-- Start Records to use --

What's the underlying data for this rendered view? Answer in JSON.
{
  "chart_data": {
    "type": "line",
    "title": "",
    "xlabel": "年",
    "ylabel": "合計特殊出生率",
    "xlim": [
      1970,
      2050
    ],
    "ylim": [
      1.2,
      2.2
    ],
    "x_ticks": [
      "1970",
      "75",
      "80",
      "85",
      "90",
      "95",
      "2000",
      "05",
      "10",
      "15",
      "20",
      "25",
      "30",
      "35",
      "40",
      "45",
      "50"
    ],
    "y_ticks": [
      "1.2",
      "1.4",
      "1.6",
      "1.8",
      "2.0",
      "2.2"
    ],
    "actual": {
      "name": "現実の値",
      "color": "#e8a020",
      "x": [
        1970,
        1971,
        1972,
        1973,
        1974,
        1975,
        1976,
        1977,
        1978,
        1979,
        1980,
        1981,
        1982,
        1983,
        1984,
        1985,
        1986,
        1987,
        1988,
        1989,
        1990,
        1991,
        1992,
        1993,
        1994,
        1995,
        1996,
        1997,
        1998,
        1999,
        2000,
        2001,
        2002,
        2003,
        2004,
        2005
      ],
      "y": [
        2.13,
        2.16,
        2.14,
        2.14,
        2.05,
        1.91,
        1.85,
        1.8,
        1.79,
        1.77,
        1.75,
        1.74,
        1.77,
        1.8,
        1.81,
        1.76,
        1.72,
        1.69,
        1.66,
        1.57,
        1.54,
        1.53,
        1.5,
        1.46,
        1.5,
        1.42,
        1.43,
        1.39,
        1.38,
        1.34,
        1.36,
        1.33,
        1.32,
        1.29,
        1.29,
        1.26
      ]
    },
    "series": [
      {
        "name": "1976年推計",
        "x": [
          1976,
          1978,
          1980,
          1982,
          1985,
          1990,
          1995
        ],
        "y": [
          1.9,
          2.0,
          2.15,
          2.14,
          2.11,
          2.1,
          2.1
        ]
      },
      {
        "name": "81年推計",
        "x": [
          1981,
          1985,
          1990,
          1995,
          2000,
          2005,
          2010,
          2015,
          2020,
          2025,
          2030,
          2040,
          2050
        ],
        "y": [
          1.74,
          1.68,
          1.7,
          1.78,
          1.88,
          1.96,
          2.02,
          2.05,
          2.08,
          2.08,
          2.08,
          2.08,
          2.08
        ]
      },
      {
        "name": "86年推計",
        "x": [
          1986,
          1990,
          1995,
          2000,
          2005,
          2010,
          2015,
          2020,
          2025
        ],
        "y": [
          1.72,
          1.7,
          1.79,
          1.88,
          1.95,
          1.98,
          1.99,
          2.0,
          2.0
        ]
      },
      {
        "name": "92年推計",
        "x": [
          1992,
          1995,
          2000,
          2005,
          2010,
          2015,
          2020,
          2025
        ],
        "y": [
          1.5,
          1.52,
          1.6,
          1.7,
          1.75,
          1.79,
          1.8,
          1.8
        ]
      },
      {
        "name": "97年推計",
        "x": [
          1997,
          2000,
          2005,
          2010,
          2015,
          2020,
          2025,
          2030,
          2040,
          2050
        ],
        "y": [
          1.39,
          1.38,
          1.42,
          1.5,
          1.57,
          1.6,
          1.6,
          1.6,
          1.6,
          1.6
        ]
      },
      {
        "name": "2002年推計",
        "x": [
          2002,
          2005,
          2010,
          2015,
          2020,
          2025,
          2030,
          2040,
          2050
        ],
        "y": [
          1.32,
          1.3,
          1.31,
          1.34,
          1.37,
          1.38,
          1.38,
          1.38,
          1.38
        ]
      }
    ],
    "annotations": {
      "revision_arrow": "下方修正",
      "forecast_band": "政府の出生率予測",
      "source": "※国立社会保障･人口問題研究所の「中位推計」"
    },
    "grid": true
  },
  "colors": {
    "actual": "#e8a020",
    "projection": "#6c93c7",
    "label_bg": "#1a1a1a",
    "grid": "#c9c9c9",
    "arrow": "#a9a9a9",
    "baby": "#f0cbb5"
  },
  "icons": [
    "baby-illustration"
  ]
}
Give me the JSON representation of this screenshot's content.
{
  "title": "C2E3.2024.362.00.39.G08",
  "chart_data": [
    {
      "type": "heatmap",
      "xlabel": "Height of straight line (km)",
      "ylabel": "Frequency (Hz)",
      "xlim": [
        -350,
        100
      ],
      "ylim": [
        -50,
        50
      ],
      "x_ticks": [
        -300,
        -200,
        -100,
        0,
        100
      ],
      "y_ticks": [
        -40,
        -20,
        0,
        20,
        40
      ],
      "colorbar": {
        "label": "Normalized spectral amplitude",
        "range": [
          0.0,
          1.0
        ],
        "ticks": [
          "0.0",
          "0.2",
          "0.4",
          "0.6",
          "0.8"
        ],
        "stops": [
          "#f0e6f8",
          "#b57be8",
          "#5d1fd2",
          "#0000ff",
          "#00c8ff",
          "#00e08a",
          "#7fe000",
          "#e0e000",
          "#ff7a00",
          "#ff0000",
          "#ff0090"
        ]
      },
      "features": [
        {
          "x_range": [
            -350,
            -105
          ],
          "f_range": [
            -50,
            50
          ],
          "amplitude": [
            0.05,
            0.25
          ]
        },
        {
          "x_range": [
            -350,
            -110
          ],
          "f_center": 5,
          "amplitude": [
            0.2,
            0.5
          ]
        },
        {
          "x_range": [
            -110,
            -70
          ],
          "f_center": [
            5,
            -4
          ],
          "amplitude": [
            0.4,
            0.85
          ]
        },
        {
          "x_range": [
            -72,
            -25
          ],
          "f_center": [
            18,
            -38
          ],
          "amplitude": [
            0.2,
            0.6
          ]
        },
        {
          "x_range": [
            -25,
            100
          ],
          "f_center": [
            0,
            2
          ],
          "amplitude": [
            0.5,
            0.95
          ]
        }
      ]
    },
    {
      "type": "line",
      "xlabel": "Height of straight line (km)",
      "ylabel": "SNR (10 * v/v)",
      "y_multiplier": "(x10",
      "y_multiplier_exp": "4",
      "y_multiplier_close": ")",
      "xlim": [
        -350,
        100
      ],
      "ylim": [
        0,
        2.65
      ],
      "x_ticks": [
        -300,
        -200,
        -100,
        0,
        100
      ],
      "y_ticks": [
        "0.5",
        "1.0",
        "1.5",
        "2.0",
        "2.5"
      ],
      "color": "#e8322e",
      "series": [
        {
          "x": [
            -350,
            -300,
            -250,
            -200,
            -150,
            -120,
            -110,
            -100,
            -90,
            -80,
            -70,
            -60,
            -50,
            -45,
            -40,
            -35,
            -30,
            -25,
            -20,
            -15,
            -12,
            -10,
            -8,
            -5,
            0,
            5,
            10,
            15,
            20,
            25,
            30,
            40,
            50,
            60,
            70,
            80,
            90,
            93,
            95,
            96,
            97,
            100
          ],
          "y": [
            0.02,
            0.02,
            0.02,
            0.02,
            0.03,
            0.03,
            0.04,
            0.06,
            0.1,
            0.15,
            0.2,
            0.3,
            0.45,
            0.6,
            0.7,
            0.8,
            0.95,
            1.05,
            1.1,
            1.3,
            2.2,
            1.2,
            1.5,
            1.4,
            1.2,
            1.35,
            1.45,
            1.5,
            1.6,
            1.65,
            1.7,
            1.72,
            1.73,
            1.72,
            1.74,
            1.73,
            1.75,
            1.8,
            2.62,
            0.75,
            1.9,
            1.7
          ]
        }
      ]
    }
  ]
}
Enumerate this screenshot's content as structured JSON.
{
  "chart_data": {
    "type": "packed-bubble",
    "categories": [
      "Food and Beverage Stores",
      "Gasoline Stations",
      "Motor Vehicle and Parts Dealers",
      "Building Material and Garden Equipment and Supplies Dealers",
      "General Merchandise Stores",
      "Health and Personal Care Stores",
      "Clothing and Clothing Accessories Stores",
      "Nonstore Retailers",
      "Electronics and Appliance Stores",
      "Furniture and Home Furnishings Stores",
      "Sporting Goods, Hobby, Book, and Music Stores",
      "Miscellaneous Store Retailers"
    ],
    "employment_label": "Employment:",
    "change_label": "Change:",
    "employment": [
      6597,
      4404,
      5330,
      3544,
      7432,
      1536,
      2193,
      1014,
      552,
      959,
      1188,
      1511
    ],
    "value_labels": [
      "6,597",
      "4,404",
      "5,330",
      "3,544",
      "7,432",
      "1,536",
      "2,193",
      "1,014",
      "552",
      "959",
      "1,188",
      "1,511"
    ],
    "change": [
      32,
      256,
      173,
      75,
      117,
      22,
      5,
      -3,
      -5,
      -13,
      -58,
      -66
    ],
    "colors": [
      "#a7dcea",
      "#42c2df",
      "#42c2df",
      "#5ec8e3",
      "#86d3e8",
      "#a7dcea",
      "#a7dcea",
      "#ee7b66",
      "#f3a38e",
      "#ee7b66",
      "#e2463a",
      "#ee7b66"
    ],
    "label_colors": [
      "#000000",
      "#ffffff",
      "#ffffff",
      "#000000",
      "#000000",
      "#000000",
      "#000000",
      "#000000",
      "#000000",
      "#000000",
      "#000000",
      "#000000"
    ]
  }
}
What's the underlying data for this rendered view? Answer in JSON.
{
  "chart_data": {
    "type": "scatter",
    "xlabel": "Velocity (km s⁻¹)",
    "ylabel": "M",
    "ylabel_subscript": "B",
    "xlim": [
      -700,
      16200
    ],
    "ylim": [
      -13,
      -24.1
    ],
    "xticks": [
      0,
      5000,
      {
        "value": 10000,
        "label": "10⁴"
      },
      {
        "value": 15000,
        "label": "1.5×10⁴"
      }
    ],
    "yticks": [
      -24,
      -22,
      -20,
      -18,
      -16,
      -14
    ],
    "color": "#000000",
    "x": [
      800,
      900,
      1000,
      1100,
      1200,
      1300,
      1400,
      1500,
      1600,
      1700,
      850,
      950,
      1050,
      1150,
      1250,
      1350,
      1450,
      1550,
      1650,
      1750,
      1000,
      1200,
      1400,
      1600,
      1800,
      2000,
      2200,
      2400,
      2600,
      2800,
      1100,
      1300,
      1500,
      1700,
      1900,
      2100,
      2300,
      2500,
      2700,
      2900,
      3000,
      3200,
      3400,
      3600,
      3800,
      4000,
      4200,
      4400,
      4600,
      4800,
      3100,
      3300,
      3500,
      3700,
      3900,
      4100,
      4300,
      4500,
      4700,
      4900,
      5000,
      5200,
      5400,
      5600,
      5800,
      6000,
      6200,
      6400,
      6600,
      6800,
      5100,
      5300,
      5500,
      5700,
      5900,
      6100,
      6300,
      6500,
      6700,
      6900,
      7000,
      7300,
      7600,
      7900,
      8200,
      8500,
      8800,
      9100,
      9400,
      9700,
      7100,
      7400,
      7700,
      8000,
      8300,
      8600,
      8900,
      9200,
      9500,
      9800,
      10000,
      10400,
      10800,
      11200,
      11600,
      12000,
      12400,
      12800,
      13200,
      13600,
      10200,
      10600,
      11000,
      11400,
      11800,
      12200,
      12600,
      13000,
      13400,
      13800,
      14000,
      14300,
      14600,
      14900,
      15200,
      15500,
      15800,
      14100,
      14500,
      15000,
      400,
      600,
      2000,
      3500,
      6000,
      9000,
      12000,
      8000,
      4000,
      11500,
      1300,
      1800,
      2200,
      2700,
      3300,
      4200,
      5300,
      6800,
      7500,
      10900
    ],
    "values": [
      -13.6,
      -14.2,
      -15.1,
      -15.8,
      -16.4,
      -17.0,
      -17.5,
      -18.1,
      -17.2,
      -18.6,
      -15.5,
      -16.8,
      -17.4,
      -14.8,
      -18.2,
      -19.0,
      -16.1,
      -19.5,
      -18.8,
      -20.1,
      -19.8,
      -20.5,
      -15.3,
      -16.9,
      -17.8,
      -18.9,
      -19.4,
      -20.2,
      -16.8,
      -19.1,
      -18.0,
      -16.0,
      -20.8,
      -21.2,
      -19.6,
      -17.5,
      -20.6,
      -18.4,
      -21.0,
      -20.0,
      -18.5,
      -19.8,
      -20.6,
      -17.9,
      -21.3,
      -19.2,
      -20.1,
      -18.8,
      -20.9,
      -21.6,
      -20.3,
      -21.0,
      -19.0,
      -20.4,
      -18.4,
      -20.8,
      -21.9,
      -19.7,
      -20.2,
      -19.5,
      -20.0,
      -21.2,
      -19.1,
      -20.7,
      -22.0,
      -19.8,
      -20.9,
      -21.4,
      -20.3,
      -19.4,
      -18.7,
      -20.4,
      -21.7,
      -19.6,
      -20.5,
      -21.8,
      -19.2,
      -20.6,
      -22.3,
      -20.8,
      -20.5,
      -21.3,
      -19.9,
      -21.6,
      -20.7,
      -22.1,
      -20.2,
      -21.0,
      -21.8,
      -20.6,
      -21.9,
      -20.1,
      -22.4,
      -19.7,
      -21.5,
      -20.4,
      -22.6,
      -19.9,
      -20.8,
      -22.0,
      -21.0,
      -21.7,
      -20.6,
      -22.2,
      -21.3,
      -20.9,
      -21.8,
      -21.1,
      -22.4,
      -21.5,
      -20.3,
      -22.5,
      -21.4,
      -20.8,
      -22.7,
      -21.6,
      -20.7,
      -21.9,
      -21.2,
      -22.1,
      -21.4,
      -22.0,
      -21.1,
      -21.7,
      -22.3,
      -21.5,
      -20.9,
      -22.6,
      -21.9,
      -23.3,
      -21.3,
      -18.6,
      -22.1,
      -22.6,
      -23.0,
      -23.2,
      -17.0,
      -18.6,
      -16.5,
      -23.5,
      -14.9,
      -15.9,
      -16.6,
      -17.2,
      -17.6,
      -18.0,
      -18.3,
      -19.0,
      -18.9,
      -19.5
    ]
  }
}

-- End Records to use --

What to do
Work out how many lines in the records above contain the word "Stores", and reply with that number alone.

The answer
7